*What is needed*. Leave out the pictures and reproduce all of the data exactly.

▼▼▼

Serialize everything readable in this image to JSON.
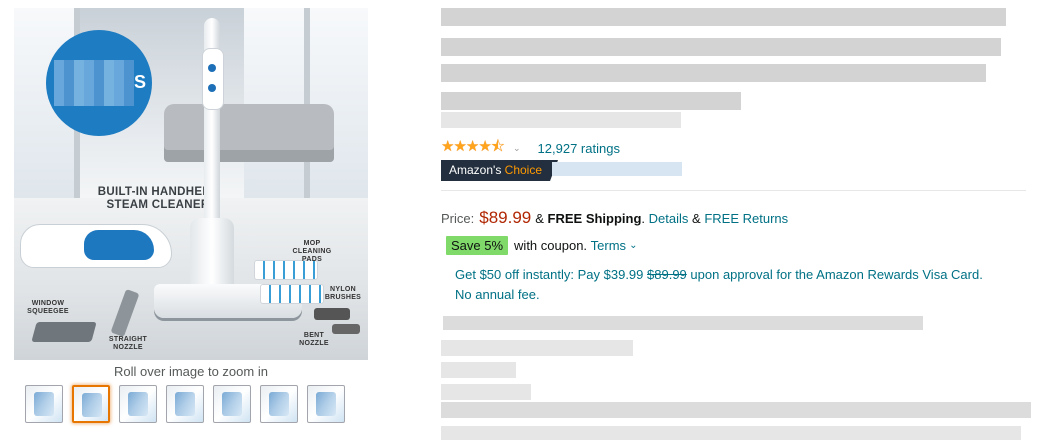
{
  "gallery": {
    "image_alt": "Steam mop product image",
    "built_in_label": "BUILT-IN HANDHELD STEAM CLEANER",
    "labels": {
      "mop_pads": "MOP CLEANING PADS",
      "nylon_brushes": "NYLON BRUSHES",
      "window_squeegee": "WINDOW SQUEEGEE",
      "straight_nozzle": "STRAIGHT NOZZLE",
      "bent_nozzle": "BENT NOZZLE"
    },
    "circle_suffix": "S",
    "zoom_hint": "Roll over image to zoom in",
    "thumbnails": [
      "thumb-1",
      "thumb-2",
      "thumb-3",
      "thumb-4",
      "thumb-5",
      "thumb-6",
      "thumb-7",
      "thumb-8"
    ],
    "selected_thumbnail": 1
  },
  "rating": {
    "stars": "★★★★⯪",
    "count_text": "12,927 ratings",
    "chevron": "⌄"
  },
  "badge": {
    "prefix": "Amazon's",
    "highlight": "Choice"
  },
  "price_block": {
    "label": "Price:",
    "price": "$89.99",
    "amp": "&",
    "shipping": "FREE Shipping",
    "details": "Details",
    "returns": "FREE Returns"
  },
  "coupon": {
    "badge": "Save 5%",
    "text": "with coupon.",
    "terms": "Terms"
  },
  "offer": {
    "line1_before": "Get $50 off instantly: Pay $39.99",
    "old_price": "$89.99",
    "line1_after": "upon approval for the Amazon Rewards Visa Card.",
    "line2": "No annual fee."
  },
  "colors": {
    "link": "#007185",
    "price": "#B12704",
    "star": "#FFA41C",
    "badge_bg": "#232F3E",
    "badge_accent": "#FF9900",
    "coupon_green": "#7FDA69"
  }
}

▲▲▲

*Correct output*.
Serialize everything readable in this image to JSON.
{
  "gallery": {
    "image_alt": "Steam mop product image",
    "built_in_label": "BUILT-IN HANDHELD STEAM CLEANER",
    "labels": {
      "mop_pads": "MOP CLEANING PADS",
      "nylon_brushes": "NYLON BRUSHES",
      "window_squeegee": "WINDOW SQUEEGEE",
      "straight_nozzle": "STRAIGHT NOZZLE",
      "bent_nozzle": "BENT NOZZLE"
    },
    "circle_suffix": "S",
    "zoom_hint": "Roll over image to zoom in",
    "thumbnails": [
      "thumb-1",
      "thumb-2",
      "thumb-3",
      "thumb-4",
      "thumb-5",
      "thumb-6",
      "thumb-7",
      "thumb-8"
    ],
    "selected_thumbnail": 1
  },
  "rating": {
    "stars": "★★★★⯪",
    "count_text": "12,927 ratings",
    "chevron": "⌄"
  },
  "badge": {
    "prefix": "Amazon's",
    "highlight": "Choice"
  },
  "price_block": {
    "label": "Price:",
    "price": "$89.99",
    "amp": "&",
    "shipping": "FREE Shipping",
    "details": "Details",
    "returns": "FREE Returns"
  },
  "coupon": {
    "badge": "Save 5%",
    "text": "with coupon.",
    "terms": "Terms"
  },
  "offer": {
    "line1_before": "Get $50 off instantly: Pay $39.99",
    "old_price": "$89.99",
    "line1_after": "upon approval for the Amazon Rewards Visa Card.",
    "line2": "No annual fee."
  },
  "colors": {
    "link": "#007185",
    "price": "#B12704",
    "star": "#FFA41C",
    "badge_bg": "#232F3E",
    "badge_accent": "#FF9900",
    "coupon_green": "#7FDA69"
  }
}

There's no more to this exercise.